→ EXCERPTED TEXT
--- Start ---
Re: [sqlalchemy] Practical ways for dealing with concurrency problems?

Michael Bayer Wed, 10 Nov 2010 06:52:44 -0800

Hi Russell -

There's a lot going on here, so I'll point you to a few things.



1. the "nested sets" example, which also has the need to do "update table set 
x=x+1" in order to make room for new entries, thats in the distro at 
examples/nested_sets/nested_sets.py .    That example uses mapper extensions 
and stuff for a very specific use case which is probably more elaborate than 
what you have here, the main thing you're looking at there are the UPDATE 
statements.    You definitely want to be using a single UPDATE to increment all 
the subsequent rows, however.

2. with_lockmode() is a gateway to "SELECT..FOR UPDATE".   If you are selecting 
the rows first before updating them, this is a way to "lock" them, and it does 
in effect do "read" locking against other similar transactions, since they 
would be calling "SELECT..FOR UPDATE" as well and therefore would be locked 
out.   PG's docs have the best explanation: 
http://www.postgresql.org/docs/8.1/static/sql-select.html#SQL-FOR-UPDATE-SHARE

3. you need to be mindful of transaction isolation mode, and the implications 
thereof.   READ_COMMITTED and SERIALIZABLE are common.   Take a look at MySQL's 
and PG's docs on this to get a feel for them. SQLA allows this to be set via a 
parameter to create_engine().

4. when you use the ORM and the Session, you're in a transaction.   If you want 
to work with straight SQL statements in that transaction, you just use the 
execute() method.  
http://www.sqlalchemy.org/docs/orm/session.html#using-sql-expressions-with-sessions

hope this helps you get started.



On Nov 9, 2010, at 11:51 PM, Russell Warren wrote:

> I've got several questions about dealing with concurrency issues in
> SQLAlchemy.  To try and help with the asking, I'll use a small example
> similar to a situation I've got in an SQLAlchemy application.  In this
> application, there is a table that tracks objects and their order/
> position, something like below...
--- End ---
→ PROMPT 1
According to the SQLAlchemy concurrency thread, why does with_lockmode() in effect give read locking against other similar transactions? Answer in one to three sentences.
→ PROMPT 2
Continue the SQLAlchemy concurrency thread, picking up right after the last sentence of the quoted message.
The material placed after the SQLAlchemy concurrency thread has no connection to it.

(Dataset items)
--- Start ---
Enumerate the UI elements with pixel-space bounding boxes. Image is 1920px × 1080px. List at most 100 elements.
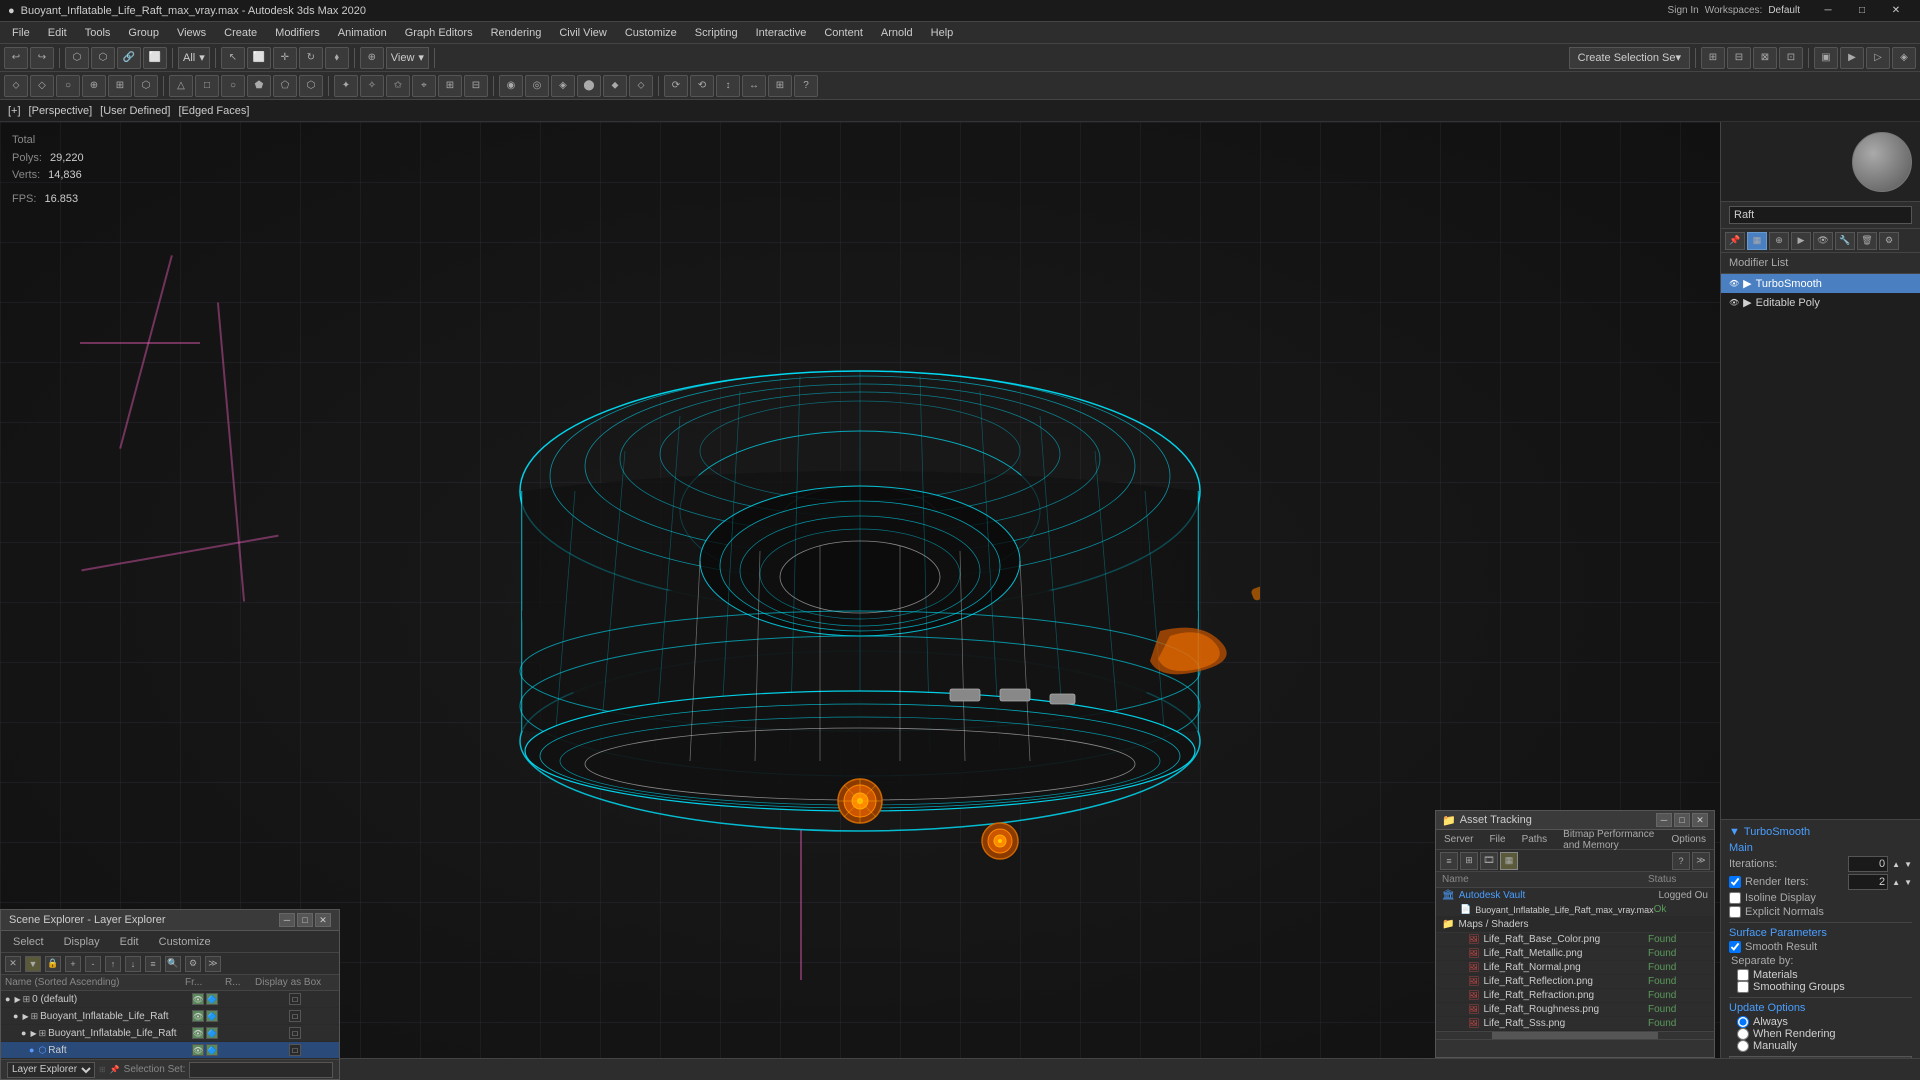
- maximize-btn[interactable]: □: [1846, 0, 1878, 22]
- layer-display-box-3[interactable]: □: [289, 1044, 301, 1056]
- scene-explorer-header[interactable]: Scene Explorer - Layer Explorer ─ □ ✕: [1, 910, 339, 931]
- menu-file[interactable]: File: [4, 25, 38, 41]
- tb2-btn-16[interactable]: ⌖: [412, 75, 436, 97]
- options-btn[interactable]: ⚙: [185, 956, 201, 972]
- layer-row-0[interactable]: ● ▶ ⊞ 0 (default) 👁 🔷 □: [1, 991, 339, 1008]
- render-btn[interactable]: ▶: [1840, 47, 1864, 69]
- render-setup-btn[interactable]: ▣: [1814, 47, 1838, 69]
- vis-render-2[interactable]: 🔷: [206, 1027, 218, 1039]
- explorer-drag-btn[interactable]: ⊞: [99, 1065, 106, 1074]
- filter-btn[interactable]: ▼: [25, 956, 41, 972]
- at-menu-file[interactable]: File: [1485, 833, 1509, 846]
- sign-in-btn[interactable]: Sign In: [1668, 5, 1699, 16]
- tb2-btn-26[interactable]: ⟲: [690, 75, 714, 97]
- iterations-spinner-down[interactable]: ▼: [1904, 860, 1912, 869]
- menu-views[interactable]: Views: [169, 25, 214, 41]
- menu-graph-editors[interactable]: Graph Editors: [397, 25, 481, 41]
- spinner-snap-btn[interactable]: ⊡: [1779, 47, 1803, 69]
- link-btn[interactable]: ⬡: [65, 47, 89, 69]
- workspaces-dropdown[interactable]: Default: [1768, 5, 1800, 16]
- layer-expand-0[interactable]: ▶: [14, 995, 20, 1004]
- tab-display[interactable]: Display: [56, 934, 108, 950]
- smoothing-groups-checkbox[interactable]: [1737, 981, 1749, 993]
- render-frame-btn[interactable]: ▷: [1866, 47, 1890, 69]
- at-tb-grid[interactable]: ⊞: [1460, 852, 1478, 870]
- at-file-row-2[interactable]: 🖼 Life_Raft_Normal.png Found: [1436, 961, 1714, 975]
- tb2-btn-4[interactable]: ⊕: [82, 75, 106, 97]
- select-filter-btn[interactable]: ⬜: [143, 47, 167, 69]
- vis-eye-2[interactable]: 👁: [192, 1027, 204, 1039]
- add-btn[interactable]: +: [65, 956, 81, 972]
- menu-rendering[interactable]: Rendering: [483, 25, 550, 41]
- menu-content[interactable]: Content: [816, 25, 871, 41]
- tb2-btn-12[interactable]: ⬡: [299, 75, 323, 97]
- close-btn[interactable]: ✕: [1880, 0, 1912, 22]
- percent-snap-btn[interactable]: ⊠: [1753, 47, 1777, 69]
- vis-render-0[interactable]: 🔷: [206, 993, 218, 1005]
- menu-arnold[interactable]: Arnold: [873, 25, 921, 41]
- menu-create[interactable]: Create: [216, 25, 265, 41]
- snap-btn[interactable]: ⊞: [1701, 47, 1725, 69]
- tb2-btn-17[interactable]: ⊞: [438, 75, 462, 97]
- layer-row-1[interactable]: ● ▶ ⊞ Buoyant_Inflatable_Life_Raft 👁 🔷 □: [1, 1008, 339, 1025]
- viewport-plus[interactable]: [+]: [8, 105, 21, 117]
- modifier-btn[interactable]: ▦: [1747, 232, 1767, 250]
- tb2-btn-20[interactable]: ◎: [525, 75, 549, 97]
- render-iters-input[interactable]: [1848, 874, 1888, 890]
- filter-clear-btn[interactable]: ✕: [5, 956, 21, 972]
- display-btn[interactable]: 👁: [1813, 232, 1833, 250]
- bind-btn[interactable]: 🔗: [117, 47, 141, 69]
- layer-row-3[interactable]: ● ⬡ Raft 👁 🔷 □: [1, 1042, 339, 1059]
- when-rendering-radio[interactable]: [1737, 1028, 1749, 1040]
- layer-expand-2[interactable]: ▶: [30, 1029, 36, 1038]
- select-all-dropdown[interactable]: All ▾: [178, 47, 210, 69]
- tb2-btn-30[interactable]: ?: [794, 75, 818, 97]
- at-tb-more[interactable]: ≫: [1692, 852, 1710, 870]
- at-menu-options[interactable]: Options: [1668, 833, 1710, 846]
- active-shade-btn[interactable]: ◈: [1892, 47, 1916, 69]
- render-iters-up[interactable]: ▲: [1892, 878, 1900, 887]
- tb2-btn-24[interactable]: ⬦: [629, 75, 653, 97]
- ref-coord-btn[interactable]: ⊕: [360, 47, 384, 69]
- settings-btn[interactable]: ⚙: [1879, 232, 1899, 250]
- redo-btn[interactable]: ↪: [30, 47, 54, 69]
- delete-btn[interactable]: 🗑: [1857, 232, 1877, 250]
- layer-display-box-1[interactable]: □: [289, 1010, 301, 1022]
- at-menu-server[interactable]: Server: [1440, 833, 1477, 846]
- at-tb-table[interactable]: ▦: [1500, 852, 1518, 870]
- sort-btn[interactable]: ≡: [145, 956, 161, 972]
- at-tb-help[interactable]: ?: [1672, 852, 1690, 870]
- lock-btn[interactable]: 🔒: [45, 956, 61, 972]
- modifier-editable-poly[interactable]: 👁 ▶ Editable Poly: [1721, 293, 1920, 312]
- tb2-btn-23[interactable]: ⬥: [603, 75, 627, 97]
- render-iters-down[interactable]: ▼: [1904, 878, 1912, 887]
- select-region-btn[interactable]: ⬜: [247, 47, 271, 69]
- viewport-shading[interactable]: [Edged Faces]: [178, 105, 249, 117]
- select-btn[interactable]: ↖: [221, 47, 245, 69]
- menu-tools[interactable]: Tools: [77, 25, 119, 41]
- menu-edit[interactable]: Edit: [40, 25, 75, 41]
- layer-display-box-2[interactable]: □: [289, 1027, 301, 1039]
- menu-group[interactable]: Group: [120, 25, 167, 41]
- scene-explorer-minimize[interactable]: ─: [279, 913, 295, 927]
- layer-display-box-0[interactable]: □: [289, 993, 301, 1005]
- create-selection-btn[interactable]: Create Selection Se ▾: [1569, 47, 1690, 69]
- isoline-checkbox[interactable]: [1729, 892, 1741, 904]
- menu-help[interactable]: Help: [923, 25, 962, 41]
- viewport-perspective[interactable]: [Perspective]: [29, 105, 93, 117]
- at-maps-folder[interactable]: 📁 Maps / Shaders: [1436, 917, 1714, 933]
- at-scrollbar[interactable]: [1436, 1031, 1714, 1039]
- layer-explorer-dropdown[interactable]: Layer Explorer: [7, 1062, 95, 1078]
- at-tb-list[interactable]: ≡: [1440, 852, 1458, 870]
- move-btn[interactable]: ✛: [273, 47, 297, 69]
- tab-select[interactable]: Select: [5, 934, 52, 950]
- asset-tracking-close[interactable]: ✕: [1692, 813, 1708, 827]
- asset-vault-row[interactable]: 🏛 Autodesk Vault Logged Ou: [1436, 888, 1714, 903]
- modifier-turbosmooth[interactable]: 👁 ▶ TurboSmooth: [1721, 274, 1920, 293]
- tb2-btn-28[interactable]: ↔: [742, 75, 766, 97]
- tab-customize[interactable]: Customize: [151, 934, 219, 950]
- layer-row-2[interactable]: ● ▶ ⊞ Buoyant_Inflatable_Life_Raft 👁 🔷 □: [1, 1025, 339, 1042]
- explorer-pin-btn[interactable]: 📌: [110, 1065, 120, 1074]
- iterations-spinner-up[interactable]: ▲: [1892, 860, 1900, 869]
- tb2-btn-27[interactable]: ↕: [716, 75, 740, 97]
--- End ---
→ FINAL RESULT 1
with_lockmode() issues "SELECT..FOR UPDATE", which locks the selected rows. Other similar transactions would also call "SELECT..FOR UPDATE" on those rows, so they would be locked out until the first transaction finishes.

→ FINAL RESULT 2
> 
> Name   Pos
> ----   ---
> ObjA    1
> ObjB    2
> ObjC    3
> 
> And this can change to the following with a new object inserted
> "before" (position-wise) ObjB...
> 
> Name   Pos
> ----   ---
> ObjA    1
> ObjB    3
> ObjC    4
> NewObj  2
> 
> Some sample code is whipped up to do this is at the bottom of this
> post.
> 
> Worth noting is that my application is currently database-agnostic
> (SQLAlchemy enabling this is a great feature), and I'd like to keep it
> that way if at all possible.
> 
> My questions revolve around concurrency issues because the insert
> operation can potentially update all rows in the table.  It seems that
> this is very vulnerable to concurrency problems since each transaction
> will only update its own rows that existed at the start of the
> transaction.  If a parallel transaction is started doing a similar
> insertion, a record can be potentially get a duplicate position
> number, which would destroy the application logic.
> 
> I'm much more of an application person than a DB person, so to solve
> this my immediate thinking is to simply do it all at the application
> layer and use a thread lock on the table updating function.  All table
> access is routed through the application (which uses scoped sessions)
> so this would certainly "work", but I'm certain that those more
> familiar with sqla and the DB layer would likely cringe at that
> approach.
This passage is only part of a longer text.